→ EXERCISE MATERIAL:

= = =

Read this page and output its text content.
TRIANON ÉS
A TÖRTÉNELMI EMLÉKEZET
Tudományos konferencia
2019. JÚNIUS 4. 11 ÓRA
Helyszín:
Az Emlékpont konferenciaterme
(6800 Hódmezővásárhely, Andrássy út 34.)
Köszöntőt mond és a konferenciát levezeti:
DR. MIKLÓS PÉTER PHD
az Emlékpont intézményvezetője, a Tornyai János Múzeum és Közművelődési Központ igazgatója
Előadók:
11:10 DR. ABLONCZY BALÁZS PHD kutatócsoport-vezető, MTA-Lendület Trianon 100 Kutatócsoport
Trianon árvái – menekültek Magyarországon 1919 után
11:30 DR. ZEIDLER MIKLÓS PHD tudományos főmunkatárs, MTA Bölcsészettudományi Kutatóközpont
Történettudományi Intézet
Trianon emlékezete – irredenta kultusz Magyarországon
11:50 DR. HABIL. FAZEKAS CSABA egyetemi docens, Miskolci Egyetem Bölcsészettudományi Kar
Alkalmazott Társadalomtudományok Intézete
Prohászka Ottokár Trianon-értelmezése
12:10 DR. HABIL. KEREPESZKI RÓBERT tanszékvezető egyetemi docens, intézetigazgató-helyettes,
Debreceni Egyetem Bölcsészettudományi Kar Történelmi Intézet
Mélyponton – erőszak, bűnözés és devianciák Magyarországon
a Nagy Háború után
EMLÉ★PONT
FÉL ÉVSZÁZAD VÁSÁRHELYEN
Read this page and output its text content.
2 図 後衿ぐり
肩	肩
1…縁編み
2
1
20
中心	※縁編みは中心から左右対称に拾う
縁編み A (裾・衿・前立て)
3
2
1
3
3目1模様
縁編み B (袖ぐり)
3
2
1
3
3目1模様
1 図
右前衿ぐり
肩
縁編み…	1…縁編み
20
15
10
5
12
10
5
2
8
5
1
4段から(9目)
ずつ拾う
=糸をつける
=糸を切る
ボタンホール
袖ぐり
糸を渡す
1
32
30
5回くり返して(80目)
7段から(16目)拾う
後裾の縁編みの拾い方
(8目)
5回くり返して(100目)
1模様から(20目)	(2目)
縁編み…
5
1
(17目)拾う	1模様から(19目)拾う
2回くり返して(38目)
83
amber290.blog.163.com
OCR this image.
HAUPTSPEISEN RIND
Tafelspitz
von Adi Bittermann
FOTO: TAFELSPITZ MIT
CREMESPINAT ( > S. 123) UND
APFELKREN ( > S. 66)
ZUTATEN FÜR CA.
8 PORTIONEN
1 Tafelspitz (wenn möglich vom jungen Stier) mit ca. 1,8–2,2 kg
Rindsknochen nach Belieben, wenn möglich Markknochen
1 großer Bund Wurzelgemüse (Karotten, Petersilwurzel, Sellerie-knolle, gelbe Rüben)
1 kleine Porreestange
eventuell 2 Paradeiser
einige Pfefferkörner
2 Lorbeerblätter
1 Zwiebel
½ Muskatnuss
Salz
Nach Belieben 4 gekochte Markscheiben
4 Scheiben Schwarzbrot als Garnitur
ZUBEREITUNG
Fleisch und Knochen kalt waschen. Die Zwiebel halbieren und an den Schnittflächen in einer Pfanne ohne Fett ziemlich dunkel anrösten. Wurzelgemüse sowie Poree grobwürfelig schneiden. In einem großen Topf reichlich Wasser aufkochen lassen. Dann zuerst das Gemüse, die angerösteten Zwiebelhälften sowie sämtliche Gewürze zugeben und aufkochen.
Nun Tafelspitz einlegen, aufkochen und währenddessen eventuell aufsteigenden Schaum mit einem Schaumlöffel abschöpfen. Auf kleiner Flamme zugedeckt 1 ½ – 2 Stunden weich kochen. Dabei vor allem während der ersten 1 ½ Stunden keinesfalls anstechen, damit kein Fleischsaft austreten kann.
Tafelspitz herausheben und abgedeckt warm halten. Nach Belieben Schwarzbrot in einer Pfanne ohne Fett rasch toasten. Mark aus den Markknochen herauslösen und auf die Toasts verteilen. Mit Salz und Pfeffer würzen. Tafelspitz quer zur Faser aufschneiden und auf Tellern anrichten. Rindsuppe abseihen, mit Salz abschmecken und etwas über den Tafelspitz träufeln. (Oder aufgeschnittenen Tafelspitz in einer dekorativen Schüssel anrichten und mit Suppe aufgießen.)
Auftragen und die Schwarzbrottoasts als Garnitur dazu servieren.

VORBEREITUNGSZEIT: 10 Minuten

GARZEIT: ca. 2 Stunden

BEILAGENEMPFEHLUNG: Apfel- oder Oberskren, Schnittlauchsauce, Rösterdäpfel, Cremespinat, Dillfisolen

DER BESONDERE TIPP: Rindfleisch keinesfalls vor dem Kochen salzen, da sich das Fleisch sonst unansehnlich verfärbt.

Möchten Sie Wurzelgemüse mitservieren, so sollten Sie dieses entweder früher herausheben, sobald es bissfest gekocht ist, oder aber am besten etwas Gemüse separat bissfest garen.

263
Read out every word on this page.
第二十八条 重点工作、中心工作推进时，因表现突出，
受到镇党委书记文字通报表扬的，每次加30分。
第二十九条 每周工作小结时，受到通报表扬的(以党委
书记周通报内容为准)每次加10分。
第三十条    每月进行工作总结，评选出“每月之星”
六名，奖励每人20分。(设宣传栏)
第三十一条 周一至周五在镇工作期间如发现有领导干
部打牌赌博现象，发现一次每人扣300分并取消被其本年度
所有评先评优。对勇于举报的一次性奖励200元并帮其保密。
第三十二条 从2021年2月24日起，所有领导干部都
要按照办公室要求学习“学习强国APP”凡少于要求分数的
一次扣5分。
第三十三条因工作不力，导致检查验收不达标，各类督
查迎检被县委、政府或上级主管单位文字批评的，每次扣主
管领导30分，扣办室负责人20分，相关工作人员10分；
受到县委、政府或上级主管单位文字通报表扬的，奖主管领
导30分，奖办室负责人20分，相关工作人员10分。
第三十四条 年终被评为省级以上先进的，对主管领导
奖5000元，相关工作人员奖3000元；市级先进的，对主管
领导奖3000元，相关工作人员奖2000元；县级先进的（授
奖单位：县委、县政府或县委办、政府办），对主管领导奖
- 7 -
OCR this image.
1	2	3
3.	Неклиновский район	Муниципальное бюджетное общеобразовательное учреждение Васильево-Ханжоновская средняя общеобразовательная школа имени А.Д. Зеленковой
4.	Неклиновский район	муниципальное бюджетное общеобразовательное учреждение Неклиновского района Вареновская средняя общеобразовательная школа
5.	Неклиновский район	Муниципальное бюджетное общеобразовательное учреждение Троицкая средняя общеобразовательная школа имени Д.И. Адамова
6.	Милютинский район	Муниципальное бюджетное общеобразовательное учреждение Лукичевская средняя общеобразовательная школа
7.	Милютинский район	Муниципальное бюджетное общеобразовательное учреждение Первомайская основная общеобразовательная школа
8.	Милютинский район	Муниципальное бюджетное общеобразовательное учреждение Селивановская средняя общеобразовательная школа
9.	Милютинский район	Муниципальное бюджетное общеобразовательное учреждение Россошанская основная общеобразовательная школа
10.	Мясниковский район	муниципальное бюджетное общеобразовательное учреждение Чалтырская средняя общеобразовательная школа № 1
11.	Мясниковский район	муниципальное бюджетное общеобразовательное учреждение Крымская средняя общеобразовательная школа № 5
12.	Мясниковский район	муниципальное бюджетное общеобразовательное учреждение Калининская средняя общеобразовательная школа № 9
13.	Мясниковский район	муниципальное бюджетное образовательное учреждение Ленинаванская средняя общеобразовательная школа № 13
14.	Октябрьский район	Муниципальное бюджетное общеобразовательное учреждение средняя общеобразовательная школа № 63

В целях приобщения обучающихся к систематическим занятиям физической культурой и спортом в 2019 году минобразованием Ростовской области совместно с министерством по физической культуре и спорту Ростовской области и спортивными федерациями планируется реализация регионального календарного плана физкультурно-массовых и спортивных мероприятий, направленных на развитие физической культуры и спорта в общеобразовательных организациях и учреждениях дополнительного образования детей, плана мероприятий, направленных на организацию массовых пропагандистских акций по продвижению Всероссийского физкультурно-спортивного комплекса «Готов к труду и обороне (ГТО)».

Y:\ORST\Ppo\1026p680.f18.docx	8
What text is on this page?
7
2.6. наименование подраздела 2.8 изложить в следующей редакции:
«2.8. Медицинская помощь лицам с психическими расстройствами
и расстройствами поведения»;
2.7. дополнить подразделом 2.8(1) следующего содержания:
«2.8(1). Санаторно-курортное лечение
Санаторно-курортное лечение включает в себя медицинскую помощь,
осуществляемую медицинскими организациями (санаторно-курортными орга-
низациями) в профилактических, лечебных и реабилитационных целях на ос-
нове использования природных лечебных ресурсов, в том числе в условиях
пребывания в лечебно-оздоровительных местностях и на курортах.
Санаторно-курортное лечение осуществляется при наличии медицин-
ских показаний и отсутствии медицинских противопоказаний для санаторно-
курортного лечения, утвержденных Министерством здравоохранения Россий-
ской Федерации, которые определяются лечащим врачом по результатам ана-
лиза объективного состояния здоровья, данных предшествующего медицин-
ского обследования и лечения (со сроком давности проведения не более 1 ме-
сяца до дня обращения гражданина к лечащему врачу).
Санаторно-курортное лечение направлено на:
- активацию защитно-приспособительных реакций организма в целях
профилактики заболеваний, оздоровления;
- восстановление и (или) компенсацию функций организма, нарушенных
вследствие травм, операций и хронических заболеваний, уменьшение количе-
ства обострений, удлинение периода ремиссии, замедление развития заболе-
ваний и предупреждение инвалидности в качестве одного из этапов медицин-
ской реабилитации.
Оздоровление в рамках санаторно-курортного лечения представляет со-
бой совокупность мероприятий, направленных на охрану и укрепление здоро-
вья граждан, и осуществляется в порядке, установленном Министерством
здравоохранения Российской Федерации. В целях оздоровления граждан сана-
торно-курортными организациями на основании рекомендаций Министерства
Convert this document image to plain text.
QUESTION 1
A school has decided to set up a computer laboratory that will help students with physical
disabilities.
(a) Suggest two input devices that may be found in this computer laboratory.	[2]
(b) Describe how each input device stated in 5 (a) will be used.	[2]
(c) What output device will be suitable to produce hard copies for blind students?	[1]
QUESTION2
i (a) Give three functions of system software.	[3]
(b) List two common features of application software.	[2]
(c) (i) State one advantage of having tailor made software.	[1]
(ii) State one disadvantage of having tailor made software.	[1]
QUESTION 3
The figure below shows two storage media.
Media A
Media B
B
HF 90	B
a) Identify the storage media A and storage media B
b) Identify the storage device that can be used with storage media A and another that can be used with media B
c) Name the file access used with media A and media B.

= = =

→ DO THIS: Show every line from the entries above in which the word "students" appears.

→ ANSWER TO THE EXERCISE:
A school has decided to set up a computer laboratory that will help students with physical
(c) What output device will be suitable to produce hard copies for blind students?	[1]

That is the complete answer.